Bloque de texto:
■ ■ ■ ■
La gloria es solo para Él

Día 35
Salmo 29
Lectura de los Salmos 2016
Dr. Luis Gómez Chávez

El salmista en esta ocasión inicia llamándonos a todos a que rindamos alabanza y honra a Dios.   David estaba consciente de esto, tal como lo dice Efesios 1, que todos los seres humanos fuimos creados para honrar, alabar, dar gloria a Dios.    Y bien lo insiste el salmista en el salmo 150, “todo lo que respire, alabe a Jehová”.    Es por ello que David en los primeros dos versículos del salmo 29  insiste a que brindemos gloria y honra a Dios.    Utiliza tres palabras, que en este caso son verbos en una forma imperativa para profundizar la necesidad de hacerlo.  Él dice: “Tributad a Jehová” “Dad a Jehová la gloria” “Adorad a Jehová”.   Seguido a cada frase hay una razón que justifica el llamado, y hay una forma de hacerlo.   Debemos dar gloria a Dios porque él es poderoso, es nuestro creador, somos sus criaturas, y los que ya creímos en él, somos sus hijos, él es nuestro Padre.

Hay una palabra que implica que no toda la alabanza es agradable a Dios, porque dice, “debe ser según o de acuerdo, en la medida de su nombre, y en la hermosura de su santidad”.  Quiere decir que él merece la mejor alabanza, la honra que viene de alguien que en verdad lo reconoce como Creador, Salvador y Señor.   En los vv. 3 al 9 da la razón porque solo Dios debe ser adorado, reconocido, loado, honrado y glorificado.  Su poder, su autoridad, su dominio, su derecho de creación, de administración, y su poderío sobre todo lo que existe sobre la tierra.
■ ■ ■ ■
Consigna 1:
Responde sobre la reflexión del Salmo 29:
(a) ¿En qué salmo insiste el salmista con la frase "todo lo que respire, alabe a Jehová"?
(b) ¿Cuáles son las tres frases en forma imperativa que usa David?
(c) ¿En qué versículos da la razón por la que solo Dios debe ser adorado?
Consigna 2: Por favor, transcribe sin cambios el fragmento de la reflexión del Salmo 29 desde "El salmista en esta" hasta "es nuestro Padre.", incluido este último.
■ ■ ■ ■
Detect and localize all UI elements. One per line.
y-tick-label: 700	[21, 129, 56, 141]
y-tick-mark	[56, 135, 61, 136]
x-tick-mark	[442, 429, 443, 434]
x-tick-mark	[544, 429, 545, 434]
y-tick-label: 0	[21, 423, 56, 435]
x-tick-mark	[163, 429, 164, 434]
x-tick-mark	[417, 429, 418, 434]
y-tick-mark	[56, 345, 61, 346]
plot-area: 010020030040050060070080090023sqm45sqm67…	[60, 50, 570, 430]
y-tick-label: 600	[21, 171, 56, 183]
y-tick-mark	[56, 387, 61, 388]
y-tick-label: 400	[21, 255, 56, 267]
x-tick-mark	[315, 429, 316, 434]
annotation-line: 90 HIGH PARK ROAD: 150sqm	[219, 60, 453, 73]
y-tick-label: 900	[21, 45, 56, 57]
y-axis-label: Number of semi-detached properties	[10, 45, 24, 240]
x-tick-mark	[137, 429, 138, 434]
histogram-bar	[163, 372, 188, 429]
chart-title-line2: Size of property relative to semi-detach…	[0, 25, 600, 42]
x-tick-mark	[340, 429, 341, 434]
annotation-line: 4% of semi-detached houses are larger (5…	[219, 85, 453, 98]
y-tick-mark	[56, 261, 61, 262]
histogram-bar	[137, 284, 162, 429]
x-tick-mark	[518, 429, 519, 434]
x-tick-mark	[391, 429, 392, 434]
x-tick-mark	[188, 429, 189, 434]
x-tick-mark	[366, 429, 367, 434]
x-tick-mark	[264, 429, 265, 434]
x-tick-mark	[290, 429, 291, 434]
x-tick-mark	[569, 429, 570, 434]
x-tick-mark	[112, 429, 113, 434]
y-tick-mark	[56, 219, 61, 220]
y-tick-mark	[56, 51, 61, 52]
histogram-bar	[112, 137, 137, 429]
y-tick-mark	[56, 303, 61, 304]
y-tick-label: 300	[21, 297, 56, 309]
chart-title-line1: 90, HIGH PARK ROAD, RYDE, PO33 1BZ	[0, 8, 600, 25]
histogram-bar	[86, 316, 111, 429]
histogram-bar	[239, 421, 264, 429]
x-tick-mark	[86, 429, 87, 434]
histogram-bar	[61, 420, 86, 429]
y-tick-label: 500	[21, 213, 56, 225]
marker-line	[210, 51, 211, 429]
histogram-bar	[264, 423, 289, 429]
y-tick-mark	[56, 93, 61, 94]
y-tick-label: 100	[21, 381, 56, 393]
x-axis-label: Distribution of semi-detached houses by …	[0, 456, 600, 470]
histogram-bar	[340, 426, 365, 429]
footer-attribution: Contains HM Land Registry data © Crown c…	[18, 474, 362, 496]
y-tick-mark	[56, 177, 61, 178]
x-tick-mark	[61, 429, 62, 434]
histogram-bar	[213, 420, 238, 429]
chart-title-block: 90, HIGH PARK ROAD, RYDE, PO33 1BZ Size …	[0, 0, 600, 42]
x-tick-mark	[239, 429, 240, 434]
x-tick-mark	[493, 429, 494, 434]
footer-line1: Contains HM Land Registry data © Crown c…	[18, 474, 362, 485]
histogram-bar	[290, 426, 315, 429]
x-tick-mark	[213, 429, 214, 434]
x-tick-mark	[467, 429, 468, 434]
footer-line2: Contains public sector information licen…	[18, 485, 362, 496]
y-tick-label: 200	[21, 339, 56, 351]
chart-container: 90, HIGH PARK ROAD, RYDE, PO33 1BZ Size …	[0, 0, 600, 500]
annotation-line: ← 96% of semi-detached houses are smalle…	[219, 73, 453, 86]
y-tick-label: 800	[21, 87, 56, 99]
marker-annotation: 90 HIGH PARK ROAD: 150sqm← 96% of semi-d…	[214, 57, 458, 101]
■ ■ ■ ■
Resultado 1:
(a) En el salmo 150.
(b) "Tributad a Jehová", "Dad a Jehová la gloria" y "Adorad a Jehová".
(c) En los vv. 3 al 9.

Resultado 2:
El salmista en esta ocasión inicia llamándonos a todos a que rindamos alabanza y honra a Dios.   David estaba consciente de esto, tal como lo dice Efesios 1, que todos los seres humanos fuimos creados para honrar, alabar, dar gloria a Dios.    Y bien lo insiste el salmista en el salmo 150, “todo lo que respire, alabe a Jehová”.    Es por ello que David en los primeros dos versículos del salmo 29  insiste a que brindemos gloria y honra a Dios.    Utiliza tres palabras, que en este caso son verbos en una forma imperativa para profundizar la necesidad de hacerlo.  Él dice: “Tributad a Jehová” “Dad a Jehová la gloria” “Adorad a Jehová”.   Seguido a cada frase hay una razón que justifica el llamado, y hay una forma de hacerlo.   Debemos dar gloria a Dios porque él es poderoso, es nuestro creador, somos sus criaturas, y los que ya creímos en él, somos sus hijos, él es nuestro Padre.